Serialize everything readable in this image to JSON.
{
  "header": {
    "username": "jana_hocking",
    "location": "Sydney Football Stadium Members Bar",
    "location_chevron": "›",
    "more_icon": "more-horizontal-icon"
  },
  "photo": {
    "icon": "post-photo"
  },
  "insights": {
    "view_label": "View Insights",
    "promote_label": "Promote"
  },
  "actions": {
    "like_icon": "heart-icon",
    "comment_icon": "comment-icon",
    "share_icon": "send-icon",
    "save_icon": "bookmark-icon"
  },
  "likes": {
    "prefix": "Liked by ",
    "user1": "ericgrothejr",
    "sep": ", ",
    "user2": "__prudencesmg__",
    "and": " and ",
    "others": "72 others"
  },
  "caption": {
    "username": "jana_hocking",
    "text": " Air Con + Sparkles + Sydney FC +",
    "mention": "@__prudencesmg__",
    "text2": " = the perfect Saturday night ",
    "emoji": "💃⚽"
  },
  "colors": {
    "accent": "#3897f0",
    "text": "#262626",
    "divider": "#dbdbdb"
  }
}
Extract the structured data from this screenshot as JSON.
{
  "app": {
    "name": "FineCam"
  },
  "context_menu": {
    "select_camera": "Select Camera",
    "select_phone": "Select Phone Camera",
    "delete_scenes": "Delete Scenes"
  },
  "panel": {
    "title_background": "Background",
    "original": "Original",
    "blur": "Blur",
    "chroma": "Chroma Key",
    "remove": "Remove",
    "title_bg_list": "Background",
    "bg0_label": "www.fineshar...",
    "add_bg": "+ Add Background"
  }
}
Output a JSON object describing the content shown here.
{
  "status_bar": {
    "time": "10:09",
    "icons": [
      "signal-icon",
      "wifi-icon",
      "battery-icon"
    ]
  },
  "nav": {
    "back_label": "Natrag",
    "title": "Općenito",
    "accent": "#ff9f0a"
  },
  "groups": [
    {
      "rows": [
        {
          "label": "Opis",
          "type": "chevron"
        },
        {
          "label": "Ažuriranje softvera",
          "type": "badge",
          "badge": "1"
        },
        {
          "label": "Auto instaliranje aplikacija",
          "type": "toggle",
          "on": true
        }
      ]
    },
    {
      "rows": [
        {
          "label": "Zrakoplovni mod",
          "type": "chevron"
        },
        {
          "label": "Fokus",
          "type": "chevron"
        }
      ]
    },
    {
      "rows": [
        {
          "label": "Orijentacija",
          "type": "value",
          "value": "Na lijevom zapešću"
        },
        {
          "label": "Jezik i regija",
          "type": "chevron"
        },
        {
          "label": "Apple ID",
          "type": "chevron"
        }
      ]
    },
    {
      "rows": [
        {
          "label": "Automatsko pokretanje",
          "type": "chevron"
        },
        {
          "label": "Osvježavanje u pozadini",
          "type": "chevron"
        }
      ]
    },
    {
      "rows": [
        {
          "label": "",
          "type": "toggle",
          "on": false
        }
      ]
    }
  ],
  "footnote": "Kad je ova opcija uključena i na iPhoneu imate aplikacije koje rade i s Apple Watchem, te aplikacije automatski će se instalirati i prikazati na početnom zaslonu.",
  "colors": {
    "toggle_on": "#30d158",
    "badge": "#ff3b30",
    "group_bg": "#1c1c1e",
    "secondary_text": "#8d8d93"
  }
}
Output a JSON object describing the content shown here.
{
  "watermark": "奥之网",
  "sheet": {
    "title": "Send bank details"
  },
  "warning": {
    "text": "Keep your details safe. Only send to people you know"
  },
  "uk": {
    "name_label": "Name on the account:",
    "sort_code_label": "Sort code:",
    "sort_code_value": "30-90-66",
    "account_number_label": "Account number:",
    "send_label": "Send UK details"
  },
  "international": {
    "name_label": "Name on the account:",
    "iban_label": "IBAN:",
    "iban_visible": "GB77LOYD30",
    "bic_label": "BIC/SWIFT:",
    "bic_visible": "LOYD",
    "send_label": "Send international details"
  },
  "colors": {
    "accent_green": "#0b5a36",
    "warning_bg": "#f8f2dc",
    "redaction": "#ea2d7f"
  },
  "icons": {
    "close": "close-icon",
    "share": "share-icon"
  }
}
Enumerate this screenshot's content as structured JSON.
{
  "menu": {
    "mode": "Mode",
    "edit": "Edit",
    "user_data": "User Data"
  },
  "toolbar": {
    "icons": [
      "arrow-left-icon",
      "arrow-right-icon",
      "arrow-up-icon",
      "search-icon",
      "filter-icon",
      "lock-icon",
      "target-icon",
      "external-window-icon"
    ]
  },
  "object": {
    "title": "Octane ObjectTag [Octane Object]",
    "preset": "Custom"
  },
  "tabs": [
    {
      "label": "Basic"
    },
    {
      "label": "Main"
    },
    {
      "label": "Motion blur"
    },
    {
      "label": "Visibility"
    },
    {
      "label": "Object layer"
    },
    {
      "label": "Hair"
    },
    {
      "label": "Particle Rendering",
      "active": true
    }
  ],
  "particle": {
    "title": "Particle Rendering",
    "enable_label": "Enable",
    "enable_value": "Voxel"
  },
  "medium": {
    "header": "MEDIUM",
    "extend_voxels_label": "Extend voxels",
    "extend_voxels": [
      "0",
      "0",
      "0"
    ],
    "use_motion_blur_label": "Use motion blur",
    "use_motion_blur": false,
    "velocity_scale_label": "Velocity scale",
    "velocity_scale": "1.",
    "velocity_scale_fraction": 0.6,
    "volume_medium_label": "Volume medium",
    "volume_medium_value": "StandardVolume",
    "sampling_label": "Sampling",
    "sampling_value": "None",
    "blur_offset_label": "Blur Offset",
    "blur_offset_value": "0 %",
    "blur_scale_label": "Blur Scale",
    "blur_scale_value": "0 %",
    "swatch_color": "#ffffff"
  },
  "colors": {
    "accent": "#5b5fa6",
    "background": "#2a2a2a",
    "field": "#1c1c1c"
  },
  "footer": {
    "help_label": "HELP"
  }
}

*GIVEN TASK*. Extract the listing in its entirety and repeat it exactly.

*FINAL RESULT*.
Serialize everything readable in this image to JSON.
{
  "header": {
    "username": "jana_hocking",
    "location": "Sydney Football Stadium Members Bar",
    "location_chevron": "›",
    "more_icon": "more-horizontal-icon"
  },
  "photo": {
    "icon": "post-photo"
  },
  "insights": {
    "view_label": "View Insights",
    "promote_label": "Promote"
  },
  "actions": {
    "like_icon": "heart-icon",
    "comment_icon": "comment-icon",
    "share_icon": "send-icon",
    "save_icon": "bookmark-icon"
  },
  "likes": {
    "prefix": "Liked by ",
    "user1": "ericgrothejr",
    "sep": ", ",
    "user2": "__prudencesmg__",
    "and": " and ",
    "others": "72 others"
  },
  "caption": {
    "username": "jana_hocking",
    "text": " Air Con + Sparkles + Sydney FC +",
    "mention": "@__prudencesmg__",
    "text2": " = the perfect Saturday night ",
    "emoji": "💃⚽"
  },
  "colors": {
    "accent": "#3897f0",
    "text": "#262626",
    "divider": "#dbdbdb"
  }
}
Extract the structured data from this screenshot as JSON.
{
  "app": {
    "name": "FineCam"
  },
  "context_menu": {
    "select_camera": "Select Camera",
    "select_phone": "Select Phone Camera",
    "delete_scenes": "Delete Scenes"
  },
  "panel": {
    "title_background": "Background",
    "original": "Original",
    "blur": "Blur",
    "chroma": "Chroma Key",
    "remove": "Remove",
    "title_bg_list": "Background",
    "bg0_label": "www.fineshar...",
    "add_bg": "+ Add Background"
  }
}
Output a JSON object describing the content shown here.
{
  "status_bar": {
    "time": "10:09",
    "icons": [
      "signal-icon",
      "wifi-icon",
      "battery-icon"
    ]
  },
  "nav": {
    "back_label": "Natrag",
    "title": "Općenito",
    "accent": "#ff9f0a"
  },
  "groups": [
    {
      "rows": [
        {
          "label": "Opis",
          "type": "chevron"
        },
        {
          "label": "Ažuriranje softvera",
          "type": "badge",
          "badge": "1"
        },
        {
          "label": "Auto instaliranje aplikacija",
          "type": "toggle",
          "on": true
        }
      ]
    },
    {
      "rows": [
        {
          "label": "Zrakoplovni mod",
          "type": "chevron"
        },
        {
          "label": "Fokus",
          "type": "chevron"
        }
      ]
    },
    {
      "rows": [
        {
          "label": "Orijentacija",
          "type": "value",
          "value": "Na lijevom zapešću"
        },
        {
          "label": "Jezik i regija",
          "type": "chevron"
        },
        {
          "label": "Apple ID",
          "type": "chevron"
        }
      ]
    },
    {
      "rows": [
        {
          "label": "Automatsko pokretanje",
          "type": "chevron"
        },
        {
          "label": "Osvježavanje u pozadini",
          "type": "chevron"
        }
      ]
    },
    {
      "rows": [
        {
          "label": "",
          "type": "toggle",
          "on": false
        }
      ]
    }
  ],
  "footnote": "Kad je ova opcija uključena i na iPhoneu imate aplikacije koje rade i s Apple Watchem, te aplikacije automatski će se instalirati i prikazati na početnom zaslonu.",
  "colors": {
    "toggle_on": "#30d158",
    "badge": "#ff3b30",
    "group_bg": "#1c1c1e",
    "secondary_text": "#8d8d93"
  }
}
Output a JSON object describing the content shown here.
{
  "watermark": "奥之网",
  "sheet": {
    "title": "Send bank details"
  },
  "warning": {
    "text": "Keep your details safe. Only send to people you know"
  },
  "uk": {
    "name_label": "Name on the account:",
    "sort_code_label": "Sort code:",
    "sort_code_value": "30-90-66",
    "account_number_label": "Account number:",
    "send_label": "Send UK details"
  },
  "international": {
    "name_label": "Name on the account:",
    "iban_label": "IBAN:",
    "iban_visible": "GB77LOYD30",
    "bic_label": "BIC/SWIFT:",
    "bic_visible": "LOYD",
    "send_label": "Send international details"
  },
  "colors": {
    "accent_green": "#0b5a36",
    "warning_bg": "#f8f2dc",
    "redaction": "#ea2d7f"
  },
  "icons": {
    "close": "close-icon",
    "share": "share-icon"
  }
}
Enumerate this screenshot's content as structured JSON.
{
  "menu": {
    "mode": "Mode",
    "edit": "Edit",
    "user_data": "User Data"
  },
  "toolbar": {
    "icons": [
      "arrow-left-icon",
      "arrow-right-icon",
      "arrow-up-icon",
      "search-icon",
      "filter-icon",
      "lock-icon",
      "target-icon",
      "external-window-icon"
    ]
  },
  "object": {
    "title": "Octane ObjectTag [Octane Object]",
    "preset": "Custom"
  },
  "tabs": [
    {
      "label": "Basic"
    },
    {
      "label": "Main"
    },
    {
      "label": "Motion blur"
    },
    {
      "label": "Visibility"
    },
    {
      "label": "Object layer"
    },
    {
      "label": "Hair"
    },
    {
      "label": "Particle Rendering",
      "active": true
    }
  ],
  "particle": {
    "title": "Particle Rendering",
    "enable_label": "Enable",
    "enable_value": "Voxel"
  },
  "medium": {
    "header": "MEDIUM",
    "extend_voxels_label": "Extend voxels",
    "extend_voxels": [
      "0",
      "0",
      "0"
    ],
    "use_motion_blur_label": "Use motion blur",
    "use_motion_blur": false,
    "velocity_scale_label": "Velocity scale",
    "velocity_scale": "1.",
    "velocity_scale_fraction": 0.6,
    "volume_medium_label": "Volume medium",
    "volume_medium_value": "StandardVolume",
    "sampling_label": "Sampling",
    "sampling_value": "None",
    "blur_offset_label": "Blur Offset",
    "blur_offset_value": "0 %",
    "blur_scale_label": "Blur Scale",
    "blur_scale_value": "0 %",
    "swatch_color": "#ffffff"
  },
  "colors": {
    "accent": "#5b5fa6",
    "background": "#2a2a2a",
    "field": "#1c1c1c"
  },
  "footer": {
    "help_label": "HELP"
  }
}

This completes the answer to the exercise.